WHAT IS EXPECTED:
Extract the full listing verbatim and drop any pictures from your copy.

(Lines of data)
▼
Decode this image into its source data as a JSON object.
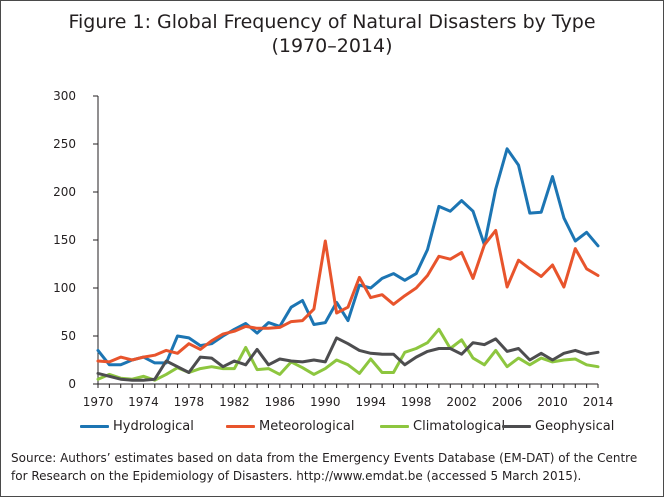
{
  "chart_data": {
    "type": "line",
    "title": "Figure 1: Global Frequency of Natural Disasters by Type",
    "subtitle": "(1970–2014)",
    "xlabel": "",
    "ylabel": "",
    "ylim": [
      0,
      300
    ],
    "yticks": [
      "0",
      "50",
      "100",
      "150",
      "200",
      "250",
      "300"
    ],
    "xlim": [
      1970,
      2014
    ],
    "xticks": [
      "1970",
      "1974",
      "1978",
      "1982",
      "1986",
      "1990",
      "1994",
      "1998",
      "2002",
      "2006",
      "2010",
      "2014"
    ],
    "grid": false,
    "legend_position": "bottom",
    "x": [
      1970,
      1971,
      1972,
      1973,
      1974,
      1975,
      1976,
      1977,
      1978,
      1979,
      1980,
      1981,
      1982,
      1983,
      1984,
      1985,
      1986,
      1987,
      1988,
      1989,
      1990,
      1991,
      1992,
      1993,
      1994,
      1995,
      1996,
      1997,
      1998,
      1999,
      2000,
      2001,
      2002,
      2003,
      2004,
      2005,
      2006,
      2007,
      2008,
      2009,
      2010,
      2011,
      2012,
      2013,
      2014
    ],
    "series": [
      {
        "name": "Hydrological",
        "color": "#1c75b3",
        "values": [
          35,
          20,
          20,
          25,
          28,
          22,
          22,
          50,
          48,
          40,
          42,
          50,
          57,
          63,
          53,
          64,
          60,
          80,
          87,
          62,
          64,
          85,
          66,
          103,
          100,
          110,
          115,
          108,
          115,
          140,
          185,
          180,
          191,
          180,
          145,
          203,
          245,
          228,
          178,
          179,
          216,
          173,
          149,
          158,
          144
        ]
      },
      {
        "name": "Meteorological",
        "color": "#e8542c",
        "values": [
          24,
          23,
          28,
          25,
          28,
          30,
          35,
          32,
          42,
          36,
          45,
          52,
          55,
          60,
          58,
          58,
          59,
          65,
          66,
          78,
          149,
          74,
          80,
          111,
          90,
          93,
          83,
          92,
          100,
          113,
          133,
          130,
          137,
          110,
          145,
          160,
          101,
          129,
          120,
          112,
          124,
          101,
          141,
          120,
          113
        ]
      },
      {
        "name": "Climatological",
        "color": "#8dc63f",
        "values": [
          5,
          10,
          6,
          5,
          8,
          4,
          10,
          17,
          12,
          16,
          18,
          16,
          16,
          38,
          15,
          16,
          10,
          23,
          17,
          10,
          16,
          25,
          20,
          11,
          26,
          12,
          12,
          33,
          37,
          43,
          57,
          37,
          46,
          27,
          20,
          35,
          18,
          27,
          20,
          27,
          23,
          25,
          26,
          20,
          18
        ]
      },
      {
        "name": "Geophysical",
        "color": "#4d4d4f",
        "values": [
          11,
          8,
          5,
          4,
          4,
          5,
          24,
          18,
          12,
          28,
          27,
          18,
          24,
          20,
          36,
          20,
          26,
          24,
          23,
          25,
          23,
          48,
          42,
          35,
          32,
          31,
          31,
          20,
          28,
          34,
          37,
          37,
          31,
          43,
          41,
          47,
          34,
          37,
          25,
          32,
          25,
          32,
          35,
          31,
          33
        ]
      }
    ]
  },
  "source_note": "Source: Authors’ estimates based on data from the Emergency Events Database (EM-DAT) of the Centre for Research on the Epidemiology of Disasters. http://www.emdat.be (accessed 5 March 2015)."
}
▲
ANSWER TO THIS TASK:
Decode this image into its source data as a JSON object.
{
  "chart_data": {
    "type": "line",
    "title": "Figure 1: Global Frequency of Natural Disasters by Type",
    "subtitle": "(1970–2014)",
    "xlabel": "",
    "ylabel": "",
    "ylim": [
      0,
      300
    ],
    "yticks": [
      "0",
      "50",
      "100",
      "150",
      "200",
      "250",
      "300"
    ],
    "xlim": [
      1970,
      2014
    ],
    "xticks": [
      "1970",
      "1974",
      "1978",
      "1982",
      "1986",
      "1990",
      "1994",
      "1998",
      "2002",
      "2006",
      "2010",
      "2014"
    ],
    "grid": false,
    "legend_position": "bottom",
    "x": [
      1970,
      1971,
      1972,
      1973,
      1974,
      1975,
      1976,
      1977,
      1978,
      1979,
      1980,
      1981,
      1982,
      1983,
      1984,
      1985,
      1986,
      1987,
      1988,
      1989,
      1990,
      1991,
      1992,
      1993,
      1994,
      1995,
      1996,
      1997,
      1998,
      1999,
      2000,
      2001,
      2002,
      2003,
      2004,
      2005,
      2006,
      2007,
      2008,
      2009,
      2010,
      2011,
      2012,
      2013,
      2014
    ],
    "series": [
      {
        "name": "Hydrological",
        "color": "#1c75b3",
        "values": [
          35,
          20,
          20,
          25,
          28,
          22,
          22,
          50,
          48,
          40,
          42,
          50,
          57,
          63,
          53,
          64,
          60,
          80,
          87,
          62,
          64,
          85,
          66,
          103,
          100,
          110,
          115,
          108,
          115,
          140,
          185,
          180,
          191,
          180,
          145,
          203,
          245,
          228,
          178,
          179,
          216,
          173,
          149,
          158,
          144
        ]
      },
      {
        "name": "Meteorological",
        "color": "#e8542c",
        "values": [
          24,
          23,
          28,
          25,
          28,
          30,
          35,
          32,
          42,
          36,
          45,
          52,
          55,
          60,
          58,
          58,
          59,
          65,
          66,
          78,
          149,
          74,
          80,
          111,
          90,
          93,
          83,
          92,
          100,
          113,
          133,
          130,
          137,
          110,
          145,
          160,
          101,
          129,
          120,
          112,
          124,
          101,
          141,
          120,
          113
        ]
      },
      {
        "name": "Climatological",
        "color": "#8dc63f",
        "values": [
          5,
          10,
          6,
          5,
          8,
          4,
          10,
          17,
          12,
          16,
          18,
          16,
          16,
          38,
          15,
          16,
          10,
          23,
          17,
          10,
          16,
          25,
          20,
          11,
          26,
          12,
          12,
          33,
          37,
          43,
          57,
          37,
          46,
          27,
          20,
          35,
          18,
          27,
          20,
          27,
          23,
          25,
          26,
          20,
          18
        ]
      },
      {
        "name": "Geophysical",
        "color": "#4d4d4f",
        "values": [
          11,
          8,
          5,
          4,
          4,
          5,
          24,
          18,
          12,
          28,
          27,
          18,
          24,
          20,
          36,
          20,
          26,
          24,
          23,
          25,
          23,
          48,
          42,
          35,
          32,
          31,
          31,
          20,
          28,
          34,
          37,
          37,
          31,
          43,
          41,
          47,
          34,
          37,
          25,
          32,
          25,
          32,
          35,
          31,
          33
        ]
      }
    ]
  },
  "source_note": "Source: Authors’ estimates based on data from the Emergency Events Database (EM-DAT) of the Centre for Research on the Epidemiology of Disasters. http://www.emdat.be (accessed 5 March 2015)."
}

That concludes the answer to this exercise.